Instructions to follow: Go through the listing and copy every line word for word.

Data for processing:

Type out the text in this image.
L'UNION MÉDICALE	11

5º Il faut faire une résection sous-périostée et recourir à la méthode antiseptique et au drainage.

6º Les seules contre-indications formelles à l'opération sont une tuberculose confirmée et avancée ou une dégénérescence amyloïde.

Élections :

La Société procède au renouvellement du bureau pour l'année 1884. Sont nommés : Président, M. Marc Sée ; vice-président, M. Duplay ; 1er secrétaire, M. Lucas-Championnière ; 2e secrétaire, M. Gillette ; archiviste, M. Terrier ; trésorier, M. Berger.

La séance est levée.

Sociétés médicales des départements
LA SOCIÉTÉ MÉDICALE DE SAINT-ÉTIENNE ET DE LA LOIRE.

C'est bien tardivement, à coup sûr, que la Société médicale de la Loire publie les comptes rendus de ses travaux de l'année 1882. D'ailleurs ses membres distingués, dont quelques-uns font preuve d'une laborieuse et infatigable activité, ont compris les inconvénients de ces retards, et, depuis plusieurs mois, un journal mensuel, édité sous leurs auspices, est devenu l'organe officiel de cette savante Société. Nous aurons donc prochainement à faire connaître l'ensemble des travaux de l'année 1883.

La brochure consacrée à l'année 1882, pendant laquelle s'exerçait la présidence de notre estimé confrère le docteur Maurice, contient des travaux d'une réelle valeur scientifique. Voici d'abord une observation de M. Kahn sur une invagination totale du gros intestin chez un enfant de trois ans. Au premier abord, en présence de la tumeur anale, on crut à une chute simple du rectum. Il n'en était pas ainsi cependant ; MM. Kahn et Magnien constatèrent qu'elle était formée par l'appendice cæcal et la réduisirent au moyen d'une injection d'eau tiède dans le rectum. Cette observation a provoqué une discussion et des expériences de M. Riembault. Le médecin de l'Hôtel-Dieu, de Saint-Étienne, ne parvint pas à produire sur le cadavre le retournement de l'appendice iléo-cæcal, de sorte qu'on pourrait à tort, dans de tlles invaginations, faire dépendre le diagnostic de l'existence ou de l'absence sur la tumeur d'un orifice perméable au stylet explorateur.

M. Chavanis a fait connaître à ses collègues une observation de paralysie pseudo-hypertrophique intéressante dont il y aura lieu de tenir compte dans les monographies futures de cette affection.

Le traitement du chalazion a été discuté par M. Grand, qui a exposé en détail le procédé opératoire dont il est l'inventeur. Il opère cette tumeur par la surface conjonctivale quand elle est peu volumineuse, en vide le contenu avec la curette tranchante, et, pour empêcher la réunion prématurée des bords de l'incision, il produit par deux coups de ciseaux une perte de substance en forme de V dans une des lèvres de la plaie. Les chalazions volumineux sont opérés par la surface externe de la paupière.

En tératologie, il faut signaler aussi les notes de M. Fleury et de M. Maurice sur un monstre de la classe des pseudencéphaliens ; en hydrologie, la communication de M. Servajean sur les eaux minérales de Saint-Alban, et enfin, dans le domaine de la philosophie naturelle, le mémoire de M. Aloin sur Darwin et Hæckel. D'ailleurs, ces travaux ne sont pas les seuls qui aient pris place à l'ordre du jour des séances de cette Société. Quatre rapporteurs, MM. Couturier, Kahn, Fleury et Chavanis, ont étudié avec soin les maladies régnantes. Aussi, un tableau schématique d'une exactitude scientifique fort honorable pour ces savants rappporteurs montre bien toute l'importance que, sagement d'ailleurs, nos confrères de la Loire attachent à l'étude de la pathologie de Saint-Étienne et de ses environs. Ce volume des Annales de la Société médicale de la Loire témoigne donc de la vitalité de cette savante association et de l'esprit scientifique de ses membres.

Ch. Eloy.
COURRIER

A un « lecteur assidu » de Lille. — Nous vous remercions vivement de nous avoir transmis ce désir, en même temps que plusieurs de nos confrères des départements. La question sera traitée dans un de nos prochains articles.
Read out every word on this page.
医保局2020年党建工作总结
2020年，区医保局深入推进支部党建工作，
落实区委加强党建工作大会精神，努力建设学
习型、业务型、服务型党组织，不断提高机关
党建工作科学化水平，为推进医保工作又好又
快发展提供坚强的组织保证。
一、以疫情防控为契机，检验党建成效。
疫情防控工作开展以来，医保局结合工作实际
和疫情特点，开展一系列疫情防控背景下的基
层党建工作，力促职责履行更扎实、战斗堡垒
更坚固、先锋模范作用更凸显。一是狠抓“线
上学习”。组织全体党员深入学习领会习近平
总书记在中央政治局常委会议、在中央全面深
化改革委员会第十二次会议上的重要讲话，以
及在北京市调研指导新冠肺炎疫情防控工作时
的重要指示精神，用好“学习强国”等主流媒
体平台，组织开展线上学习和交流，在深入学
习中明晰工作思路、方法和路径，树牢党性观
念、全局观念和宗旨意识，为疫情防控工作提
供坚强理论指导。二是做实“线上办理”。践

Answer below:
Type out the text in this image.
L'UNION MÉDICALE	11

5º Il faut faire une résection sous-périostée et recourir à la méthode antiseptique et au drainage.

6º Les seules contre-indications formelles à l'opération sont une tuberculose confirmée et avancée ou une dégénérescence amyloïde.

Élections :

La Société procède au renouvellement du bureau pour l'année 1884. Sont nommés : Président, M. Marc Sée ; vice-président, M. Duplay ; 1er secrétaire, M. Lucas-Championnière ; 2e secrétaire, M. Gillette ; archiviste, M. Terrier ; trésorier, M. Berger.

La séance est levée.

Sociétés médicales des départements
LA SOCIÉTÉ MÉDICALE DE SAINT-ÉTIENNE ET DE LA LOIRE.

C'est bien tardivement, à coup sûr, que la Société médicale de la Loire publie les comptes rendus de ses travaux de l'année 1882. D'ailleurs ses membres distingués, dont quelques-uns font preuve d'une laborieuse et infatigable activité, ont compris les inconvénients de ces retards, et, depuis plusieurs mois, un journal mensuel, édité sous leurs auspices, est devenu l'organe officiel de cette savante Société. Nous aurons donc prochainement à faire connaître l'ensemble des travaux de l'année 1883.

La brochure consacrée à l'année 1882, pendant laquelle s'exerçait la présidence de notre estimé confrère le docteur Maurice, contient des travaux d'une réelle valeur scientifique. Voici d'abord une observation de M. Kahn sur une invagination totale du gros intestin chez un enfant de trois ans. Au premier abord, en présence de la tumeur anale, on crut à une chute simple du rectum. Il n'en était pas ainsi cependant ; MM. Kahn et Magnien constatèrent qu'elle était formée par l'appendice cæcal et la réduisirent au moyen d'une injection d'eau tiède dans le rectum. Cette observation a provoqué une discussion et des expériences de M. Riembault. Le médecin de l'Hôtel-Dieu, de Saint-Étienne, ne parvint pas à produire sur le cadavre le retournement de l'appendice iléo-cæcal, de sorte qu'on pourrait à tort, dans de tlles invaginations, faire dépendre le diagnostic de l'existence ou de l'absence sur la tumeur d'un orifice perméable au stylet explorateur.

M. Chavanis a fait connaître à ses collègues une observation de paralysie pseudo-hypertrophique intéressante dont il y aura lieu de tenir compte dans les monographies futures de cette affection.

Le traitement du chalazion a été discuté par M. Grand, qui a exposé en détail le procédé opératoire dont il est l'inventeur. Il opère cette tumeur par la surface conjonctivale quand elle est peu volumineuse, en vide le contenu avec la curette tranchante, et, pour empêcher la réunion prématurée des bords de l'incision, il produit par deux coups de ciseaux une perte de substance en forme de V dans une des lèvres de la plaie. Les chalazions volumineux sont opérés par la surface externe de la paupière.

En tératologie, il faut signaler aussi les notes de M. Fleury et de M. Maurice sur un monstre de la classe des pseudencéphaliens ; en hydrologie, la communication de M. Servajean sur les eaux minérales de Saint-Alban, et enfin, dans le domaine de la philosophie naturelle, le mémoire de M. Aloin sur Darwin et Hæckel. D'ailleurs, ces travaux ne sont pas les seuls qui aient pris place à l'ordre du jour des séances de cette Société. Quatre rapporteurs, MM. Couturier, Kahn, Fleury et Chavanis, ont étudié avec soin les maladies régnantes. Aussi, un tableau schématique d'une exactitude scientifique fort honorable pour ces savants rappporteurs montre bien toute l'importance que, sagement d'ailleurs, nos confrères de la Loire attachent à l'étude de la pathologie de Saint-Étienne et de ses environs. Ce volume des Annales de la Société médicale de la Loire témoigne donc de la vitalité de cette savante association et de l'esprit scientifique de ses membres.

Ch. Eloy.
COURRIER

A un « lecteur assidu » de Lille. — Nous vous remercions vivement de nous avoir transmis ce désir, en même temps que plusieurs de nos confrères des départements. La question sera traitée dans un de nos prochains articles.
Read out every word on this page.
医保局2020年党建工作总结
2020年，区医保局深入推进支部党建工作，
落实区委加强党建工作大会精神，努力建设学
习型、业务型、服务型党组织，不断提高机关
党建工作科学化水平，为推进医保工作又好又
快发展提供坚强的组织保证。
一、以疫情防控为契机，检验党建成效。
疫情防控工作开展以来，医保局结合工作实际
和疫情特点，开展一系列疫情防控背景下的基
层党建工作，力促职责履行更扎实、战斗堡垒
更坚固、先锋模范作用更凸显。一是狠抓“线
上学习”。组织全体党员深入学习领会习近平
总书记在中央政治局常委会议、在中央全面深
化改革委员会第十二次会议上的重要讲话，以
及在北京市调研指导新冠肺炎疫情防控工作时
的重要指示精神，用好“学习强国”等主流媒
体平台，组织开展线上学习和交流，在深入学
习中明晰工作思路、方法和路径，树牢党性观
念、全局观念和宗旨意识，为疫情防控工作提
供坚强理论指导。二是做实“线上办理”。践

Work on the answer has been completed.